Supplied entries:

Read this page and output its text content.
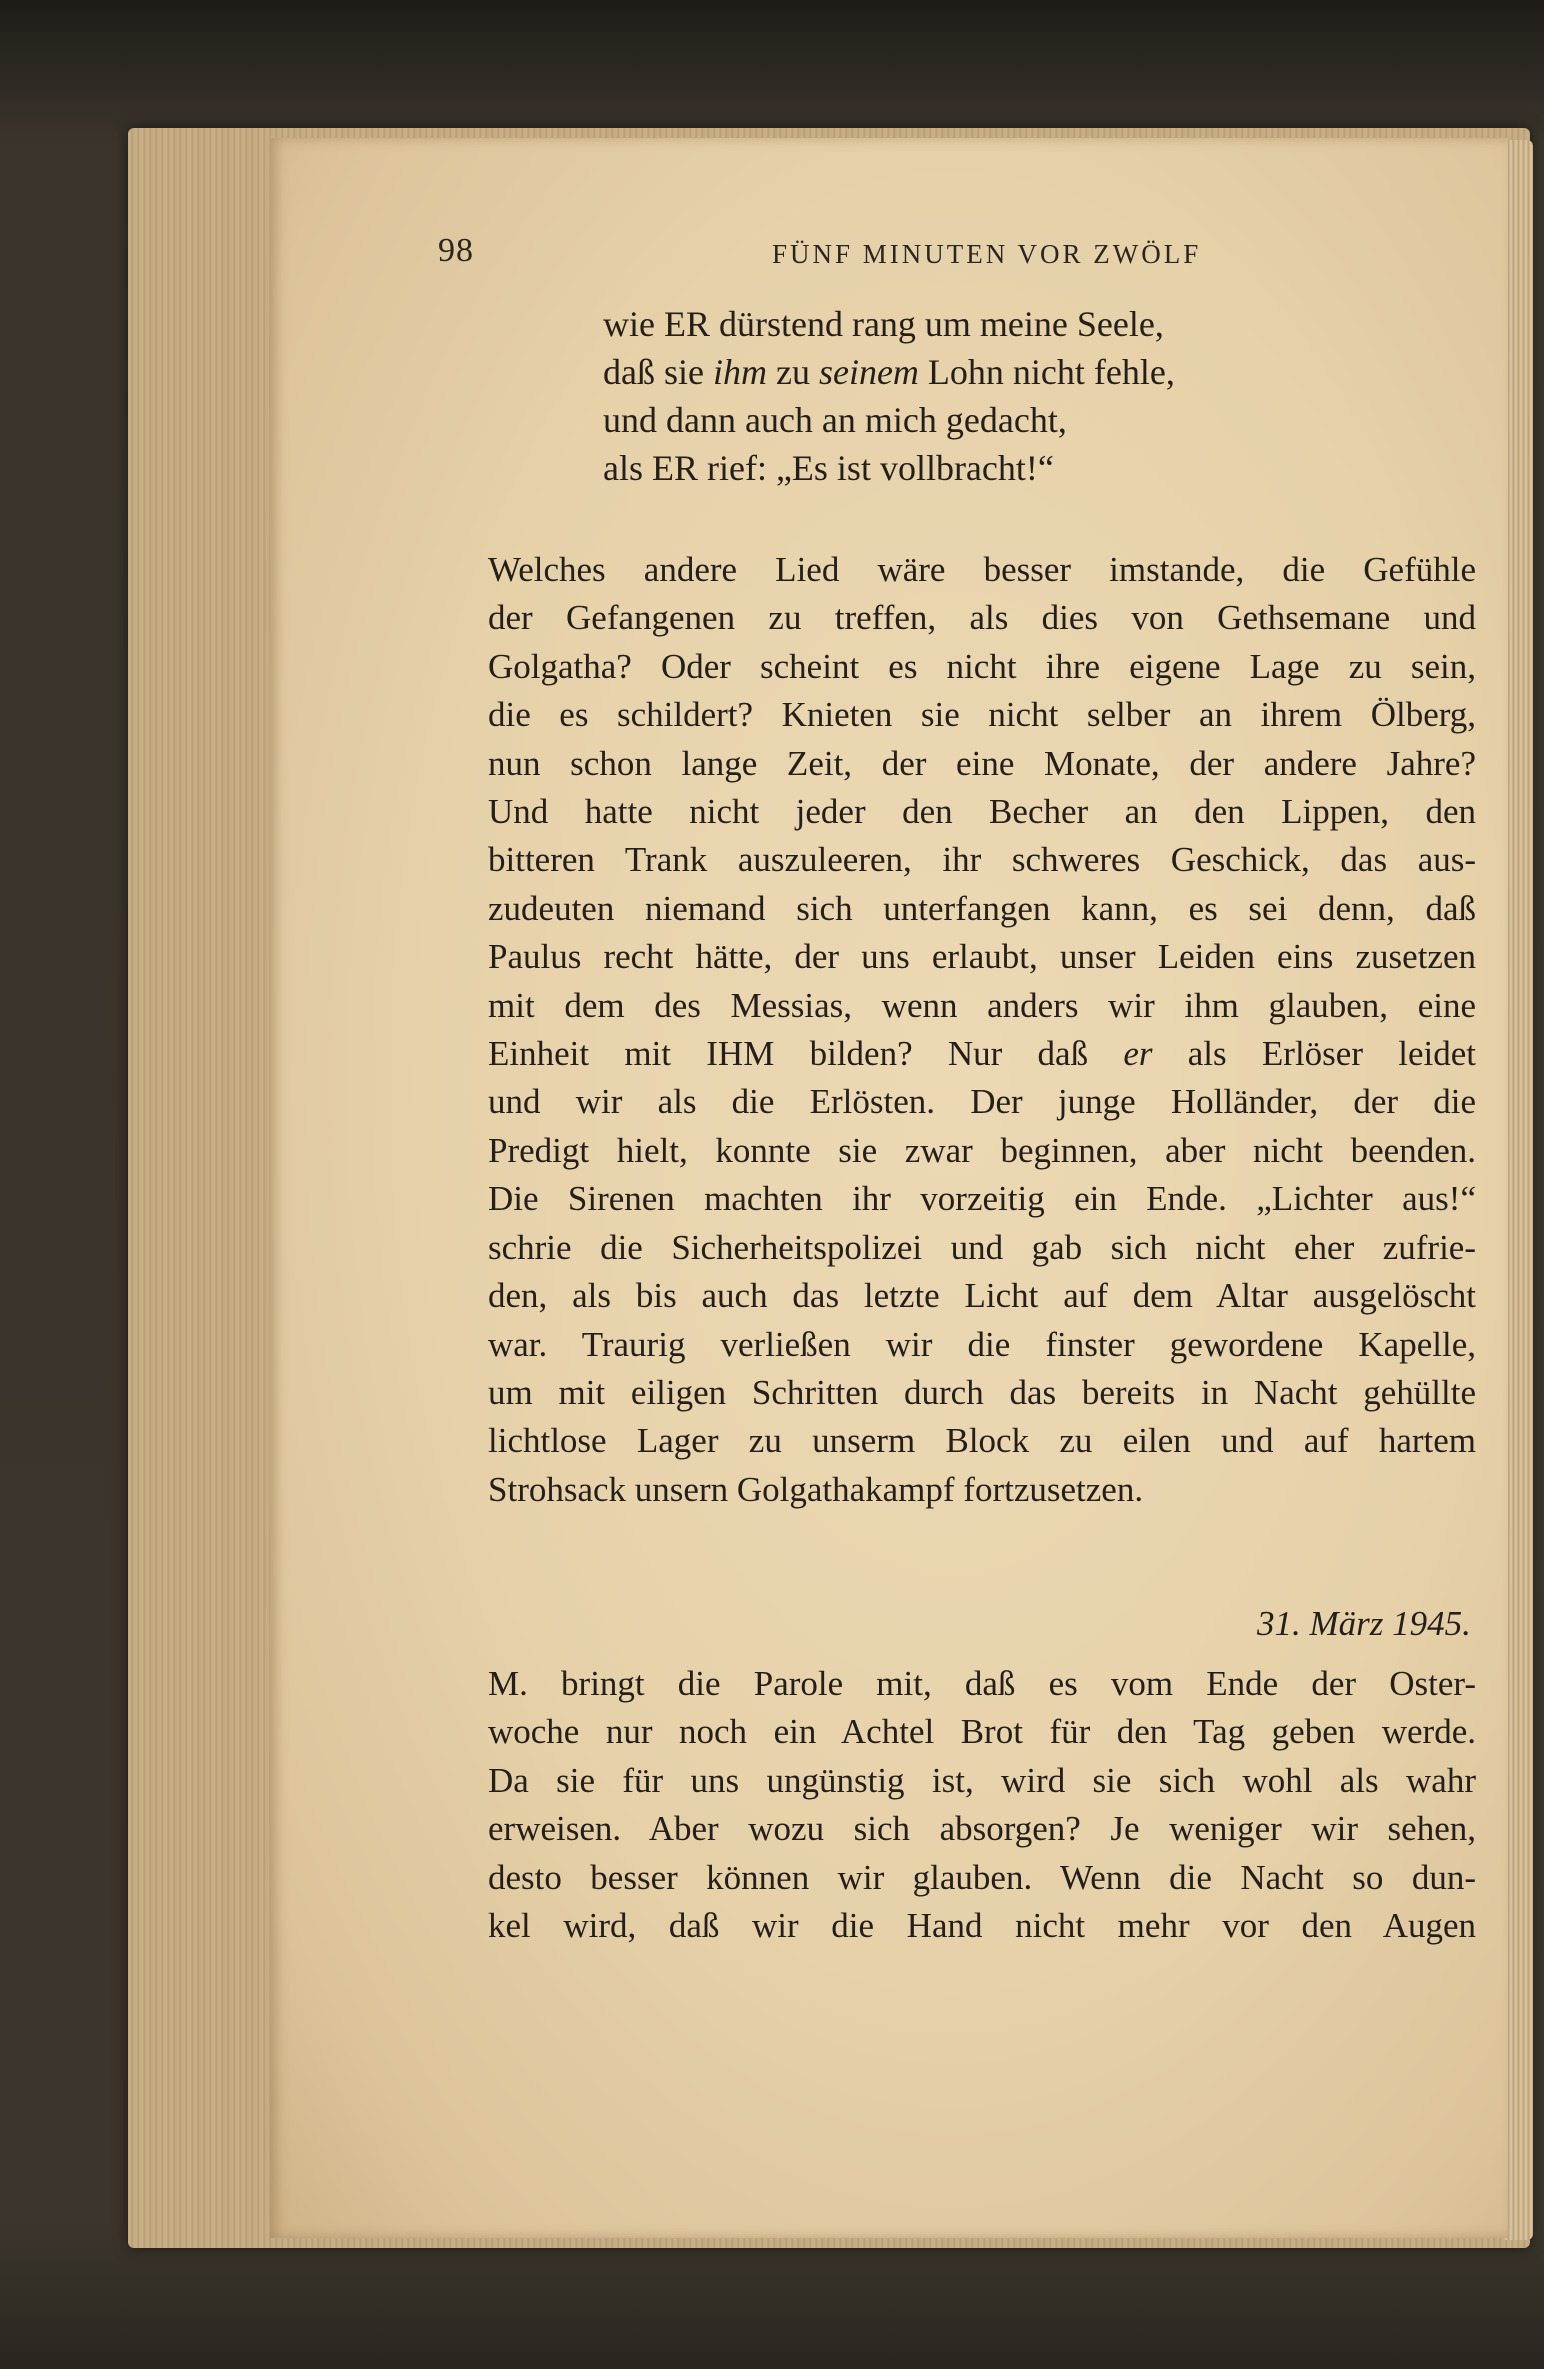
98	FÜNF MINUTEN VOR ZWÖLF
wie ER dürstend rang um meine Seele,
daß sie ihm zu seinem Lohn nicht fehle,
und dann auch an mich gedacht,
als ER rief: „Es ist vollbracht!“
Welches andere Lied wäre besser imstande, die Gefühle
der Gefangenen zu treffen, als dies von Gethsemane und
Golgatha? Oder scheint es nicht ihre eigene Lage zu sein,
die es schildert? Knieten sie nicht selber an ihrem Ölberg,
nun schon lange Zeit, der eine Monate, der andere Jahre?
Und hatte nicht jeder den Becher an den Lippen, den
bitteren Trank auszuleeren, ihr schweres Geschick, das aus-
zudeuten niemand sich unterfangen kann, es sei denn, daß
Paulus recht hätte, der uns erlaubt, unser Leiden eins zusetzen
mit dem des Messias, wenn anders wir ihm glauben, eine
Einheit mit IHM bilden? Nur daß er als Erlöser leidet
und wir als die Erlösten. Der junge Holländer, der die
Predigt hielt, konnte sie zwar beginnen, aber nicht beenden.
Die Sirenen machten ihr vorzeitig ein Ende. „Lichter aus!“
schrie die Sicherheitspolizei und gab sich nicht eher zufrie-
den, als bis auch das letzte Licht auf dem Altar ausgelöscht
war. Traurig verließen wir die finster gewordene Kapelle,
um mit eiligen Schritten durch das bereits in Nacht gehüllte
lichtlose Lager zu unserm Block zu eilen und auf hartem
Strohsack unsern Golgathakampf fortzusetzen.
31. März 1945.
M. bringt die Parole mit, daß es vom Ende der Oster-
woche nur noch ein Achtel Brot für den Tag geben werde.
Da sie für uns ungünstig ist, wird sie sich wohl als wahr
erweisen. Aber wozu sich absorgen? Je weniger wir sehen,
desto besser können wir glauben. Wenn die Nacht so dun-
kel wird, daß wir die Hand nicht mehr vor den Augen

What to do: Excluding the pictures, reproduce every entry exactly as given.

Written reply:
Read this page and output its text content.
98	FÜNF MINUTEN VOR ZWÖLF
wie ER dürstend rang um meine Seele,
daß sie ihm zu seinem Lohn nicht fehle,
und dann auch an mich gedacht,
als ER rief: „Es ist vollbracht!“
Welches andere Lied wäre besser imstande, die Gefühle
der Gefangenen zu treffen, als dies von Gethsemane und
Golgatha? Oder scheint es nicht ihre eigene Lage zu sein,
die es schildert? Knieten sie nicht selber an ihrem Ölberg,
nun schon lange Zeit, der eine Monate, der andere Jahre?
Und hatte nicht jeder den Becher an den Lippen, den
bitteren Trank auszuleeren, ihr schweres Geschick, das aus-
zudeuten niemand sich unterfangen kann, es sei denn, daß
Paulus recht hätte, der uns erlaubt, unser Leiden eins zusetzen
mit dem des Messias, wenn anders wir ihm glauben, eine
Einheit mit IHM bilden? Nur daß er als Erlöser leidet
und wir als die Erlösten. Der junge Holländer, der die
Predigt hielt, konnte sie zwar beginnen, aber nicht beenden.
Die Sirenen machten ihr vorzeitig ein Ende. „Lichter aus!“
schrie die Sicherheitspolizei und gab sich nicht eher zufrie-
den, als bis auch das letzte Licht auf dem Altar ausgelöscht
war. Traurig verließen wir die finster gewordene Kapelle,
um mit eiligen Schritten durch das bereits in Nacht gehüllte
lichtlose Lager zu unserm Block zu eilen und auf hartem
Strohsack unsern Golgathakampf fortzusetzen.
31. März 1945.
M. bringt die Parole mit, daß es vom Ende der Oster-
woche nur noch ein Achtel Brot für den Tag geben werde.
Da sie für uns ungünstig ist, wird sie sich wohl als wahr
erweisen. Aber wozu sich absorgen? Je weniger wir sehen,
desto besser können wir glauben. Wenn die Nacht so dun-
kel wird, daß wir die Hand nicht mehr vor den Augen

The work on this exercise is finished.